• **Problem to work on**: Render the records below as a JSON list of strings, one string per line and with blank lines omitted. Begin at the first line of the records and stop after the line that contains "colorbar-level-label: 1400 [628, 254, 658, 269]".

• **Material provided**:
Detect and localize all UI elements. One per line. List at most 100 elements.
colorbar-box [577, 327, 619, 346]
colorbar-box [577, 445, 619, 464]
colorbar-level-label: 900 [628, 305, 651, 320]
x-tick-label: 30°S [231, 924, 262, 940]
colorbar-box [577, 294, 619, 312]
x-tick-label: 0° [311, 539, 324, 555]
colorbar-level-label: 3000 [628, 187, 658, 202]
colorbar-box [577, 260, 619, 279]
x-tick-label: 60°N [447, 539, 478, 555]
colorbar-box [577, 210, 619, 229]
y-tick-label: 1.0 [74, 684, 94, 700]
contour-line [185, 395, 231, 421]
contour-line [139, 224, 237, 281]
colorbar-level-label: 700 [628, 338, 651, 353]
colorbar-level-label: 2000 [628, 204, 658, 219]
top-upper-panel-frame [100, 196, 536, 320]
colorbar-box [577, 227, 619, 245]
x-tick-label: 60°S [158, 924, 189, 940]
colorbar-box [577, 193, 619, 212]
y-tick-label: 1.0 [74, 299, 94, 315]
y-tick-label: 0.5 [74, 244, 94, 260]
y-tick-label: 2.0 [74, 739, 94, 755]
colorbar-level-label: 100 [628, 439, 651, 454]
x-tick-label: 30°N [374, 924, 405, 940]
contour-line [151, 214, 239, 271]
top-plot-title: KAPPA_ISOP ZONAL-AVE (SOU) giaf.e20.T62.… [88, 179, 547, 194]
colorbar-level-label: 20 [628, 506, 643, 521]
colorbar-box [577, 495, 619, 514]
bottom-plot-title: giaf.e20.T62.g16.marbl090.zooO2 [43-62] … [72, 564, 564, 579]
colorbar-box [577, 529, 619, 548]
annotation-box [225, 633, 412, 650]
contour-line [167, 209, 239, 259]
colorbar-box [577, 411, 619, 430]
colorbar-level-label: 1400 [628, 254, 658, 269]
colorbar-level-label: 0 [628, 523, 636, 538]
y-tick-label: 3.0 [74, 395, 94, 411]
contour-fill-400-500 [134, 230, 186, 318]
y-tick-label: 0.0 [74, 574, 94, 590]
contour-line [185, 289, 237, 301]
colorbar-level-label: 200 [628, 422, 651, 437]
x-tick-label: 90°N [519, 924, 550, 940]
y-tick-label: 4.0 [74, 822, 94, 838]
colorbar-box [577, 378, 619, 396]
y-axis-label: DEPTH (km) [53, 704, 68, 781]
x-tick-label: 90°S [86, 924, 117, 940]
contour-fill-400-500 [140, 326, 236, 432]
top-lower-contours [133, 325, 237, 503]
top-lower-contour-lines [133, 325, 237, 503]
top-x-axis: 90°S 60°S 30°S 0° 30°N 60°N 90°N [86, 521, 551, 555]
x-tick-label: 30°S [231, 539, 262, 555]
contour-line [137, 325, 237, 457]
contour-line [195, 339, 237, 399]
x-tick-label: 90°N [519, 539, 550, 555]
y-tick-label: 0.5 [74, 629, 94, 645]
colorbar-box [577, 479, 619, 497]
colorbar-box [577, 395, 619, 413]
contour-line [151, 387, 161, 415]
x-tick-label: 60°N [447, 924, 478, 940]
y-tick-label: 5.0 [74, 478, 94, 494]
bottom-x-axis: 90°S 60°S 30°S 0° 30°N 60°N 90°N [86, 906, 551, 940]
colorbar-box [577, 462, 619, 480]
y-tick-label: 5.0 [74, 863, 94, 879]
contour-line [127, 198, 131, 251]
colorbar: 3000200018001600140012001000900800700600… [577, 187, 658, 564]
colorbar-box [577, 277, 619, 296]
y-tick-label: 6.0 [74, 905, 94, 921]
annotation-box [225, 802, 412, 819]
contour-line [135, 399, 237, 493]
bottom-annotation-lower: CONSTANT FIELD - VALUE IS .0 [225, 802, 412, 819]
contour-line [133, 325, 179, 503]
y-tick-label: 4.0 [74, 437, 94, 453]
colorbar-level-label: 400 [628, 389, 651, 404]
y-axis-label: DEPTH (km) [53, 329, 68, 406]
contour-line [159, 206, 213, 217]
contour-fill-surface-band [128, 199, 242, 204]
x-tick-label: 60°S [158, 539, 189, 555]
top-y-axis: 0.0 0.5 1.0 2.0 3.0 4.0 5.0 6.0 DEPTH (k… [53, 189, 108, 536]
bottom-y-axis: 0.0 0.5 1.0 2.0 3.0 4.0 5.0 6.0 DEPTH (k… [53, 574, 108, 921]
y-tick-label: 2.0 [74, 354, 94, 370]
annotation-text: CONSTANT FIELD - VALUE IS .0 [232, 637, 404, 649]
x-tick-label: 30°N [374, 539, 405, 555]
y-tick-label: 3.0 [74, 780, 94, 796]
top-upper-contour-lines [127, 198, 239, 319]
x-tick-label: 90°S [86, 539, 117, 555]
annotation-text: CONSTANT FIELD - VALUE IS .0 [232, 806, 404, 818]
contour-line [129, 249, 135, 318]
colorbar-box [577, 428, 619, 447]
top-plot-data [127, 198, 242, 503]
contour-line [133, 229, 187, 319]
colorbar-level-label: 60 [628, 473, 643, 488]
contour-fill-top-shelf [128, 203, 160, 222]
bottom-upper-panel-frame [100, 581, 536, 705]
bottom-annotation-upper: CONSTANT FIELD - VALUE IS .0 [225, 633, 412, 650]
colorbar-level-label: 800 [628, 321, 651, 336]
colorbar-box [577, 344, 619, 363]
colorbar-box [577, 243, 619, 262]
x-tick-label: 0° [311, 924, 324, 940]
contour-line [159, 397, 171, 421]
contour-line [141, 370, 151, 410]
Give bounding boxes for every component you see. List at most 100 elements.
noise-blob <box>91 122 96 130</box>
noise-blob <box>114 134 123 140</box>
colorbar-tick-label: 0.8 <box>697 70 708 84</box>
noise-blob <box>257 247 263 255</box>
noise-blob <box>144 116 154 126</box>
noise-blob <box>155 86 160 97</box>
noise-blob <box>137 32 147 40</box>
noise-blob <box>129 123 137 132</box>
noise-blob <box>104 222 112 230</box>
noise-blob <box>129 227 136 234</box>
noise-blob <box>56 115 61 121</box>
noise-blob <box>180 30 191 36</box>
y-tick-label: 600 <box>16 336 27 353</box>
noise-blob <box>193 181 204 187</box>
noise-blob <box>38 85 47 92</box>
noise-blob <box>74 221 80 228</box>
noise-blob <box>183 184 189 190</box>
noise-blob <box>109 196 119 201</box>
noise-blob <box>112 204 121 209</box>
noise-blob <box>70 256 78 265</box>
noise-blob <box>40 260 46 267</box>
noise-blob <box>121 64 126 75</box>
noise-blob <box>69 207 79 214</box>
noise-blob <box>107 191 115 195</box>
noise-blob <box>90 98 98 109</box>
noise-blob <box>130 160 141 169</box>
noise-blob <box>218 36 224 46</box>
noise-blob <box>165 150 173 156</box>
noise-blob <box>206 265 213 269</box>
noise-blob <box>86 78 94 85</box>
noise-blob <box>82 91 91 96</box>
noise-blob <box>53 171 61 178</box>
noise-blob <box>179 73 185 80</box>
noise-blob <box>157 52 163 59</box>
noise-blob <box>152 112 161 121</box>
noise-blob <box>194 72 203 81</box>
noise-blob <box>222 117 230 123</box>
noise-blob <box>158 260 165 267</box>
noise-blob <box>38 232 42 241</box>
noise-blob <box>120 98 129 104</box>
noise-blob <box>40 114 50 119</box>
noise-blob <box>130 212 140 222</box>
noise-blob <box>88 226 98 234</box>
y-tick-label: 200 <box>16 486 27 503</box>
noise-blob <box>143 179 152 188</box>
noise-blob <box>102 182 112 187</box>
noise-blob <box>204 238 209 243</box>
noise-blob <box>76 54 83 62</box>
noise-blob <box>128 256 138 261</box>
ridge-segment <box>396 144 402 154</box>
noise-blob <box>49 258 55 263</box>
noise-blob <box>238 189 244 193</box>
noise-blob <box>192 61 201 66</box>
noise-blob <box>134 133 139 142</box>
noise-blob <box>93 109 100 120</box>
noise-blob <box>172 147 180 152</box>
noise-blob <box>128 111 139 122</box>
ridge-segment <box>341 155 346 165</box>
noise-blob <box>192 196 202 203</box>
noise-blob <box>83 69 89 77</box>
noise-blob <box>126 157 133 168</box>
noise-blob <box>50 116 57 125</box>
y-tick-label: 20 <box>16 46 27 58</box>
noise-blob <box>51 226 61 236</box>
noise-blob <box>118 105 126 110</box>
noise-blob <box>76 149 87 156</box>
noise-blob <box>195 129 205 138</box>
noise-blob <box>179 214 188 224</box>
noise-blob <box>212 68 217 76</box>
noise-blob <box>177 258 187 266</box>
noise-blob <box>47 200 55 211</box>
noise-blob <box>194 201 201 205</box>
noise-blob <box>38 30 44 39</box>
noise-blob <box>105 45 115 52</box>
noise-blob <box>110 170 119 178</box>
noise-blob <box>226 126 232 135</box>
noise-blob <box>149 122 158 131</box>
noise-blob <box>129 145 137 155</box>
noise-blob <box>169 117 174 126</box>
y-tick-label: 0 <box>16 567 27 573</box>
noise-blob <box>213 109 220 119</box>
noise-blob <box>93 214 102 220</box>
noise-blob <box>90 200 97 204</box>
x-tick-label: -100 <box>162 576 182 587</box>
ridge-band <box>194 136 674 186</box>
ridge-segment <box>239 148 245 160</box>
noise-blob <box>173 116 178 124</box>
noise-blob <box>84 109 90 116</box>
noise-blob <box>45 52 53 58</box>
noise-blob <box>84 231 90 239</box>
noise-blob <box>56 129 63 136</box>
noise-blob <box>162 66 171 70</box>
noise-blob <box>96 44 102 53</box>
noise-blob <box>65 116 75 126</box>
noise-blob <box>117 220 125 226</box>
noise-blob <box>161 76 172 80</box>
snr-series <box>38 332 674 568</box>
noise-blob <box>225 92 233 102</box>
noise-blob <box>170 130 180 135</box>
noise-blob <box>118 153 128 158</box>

• **Solution for this problem**:
[
  "Detect and localize all UI elements. One per line. List at most 100 elements.",
  "colorbar-box [577, 327, 619, 346]",
  "colorbar-box [577, 445, 619, 464]",
  "colorbar-level-label: 900 [628, 305, 651, 320]",
  "x-tick-label: 30°S [231, 924, 262, 940]",
  "colorbar-box [577, 294, 619, 312]",
  "x-tick-label: 0° [311, 539, 324, 555]",
  "colorbar-level-label: 3000 [628, 187, 658, 202]",
  "colorbar-box [577, 260, 619, 279]",
  "x-tick-label: 60°N [447, 539, 478, 555]",
  "colorbar-box [577, 210, 619, 229]",
  "y-tick-label: 1.0 [74, 684, 94, 700]",
  "contour-line [185, 395, 231, 421]",
  "contour-line [139, 224, 237, 281]",
  "colorbar-level-label: 700 [628, 338, 651, 353]",
  "colorbar-level-label: 2000 [628, 204, 658, 219]",
  "top-upper-panel-frame [100, 196, 536, 320]",
  "colorbar-box [577, 227, 619, 245]",
  "x-tick-label: 60°S [158, 924, 189, 940]",
  "colorbar-box [577, 193, 619, 212]",
  "y-tick-label: 1.0 [74, 299, 94, 315]",
  "y-tick-label: 0.5 [74, 244, 94, 260]",
  "y-tick-label: 2.0 [74, 739, 94, 755]",
  "colorbar-level-label: 100 [628, 439, 651, 454]",
  "x-tick-label: 30°N [374, 924, 405, 940]",
  "contour-line [151, 214, 239, 271]",
  "top-plot-title: KAPPA_ISOP ZONAL-AVE (SOU) giaf.e20.T62.… [88, 179, 547, 194]",
  "colorbar-level-label: 20 [628, 506, 643, 521]",
  "colorbar-box [577, 495, 619, 514]",
  "bottom-plot-title: giaf.e20.T62.g16.marbl090.zooO2 [43-62] … [72, 564, 564, 579]",
  "colorbar-box [577, 529, 619, 548]",
  "annotation-box [225, 633, 412, 650]",
  "contour-line [167, 209, 239, 259]",
  "colorbar-box [577, 411, 619, 430]",
  "colorbar-level-label: 1400 [628, 254, 658, 269]"
]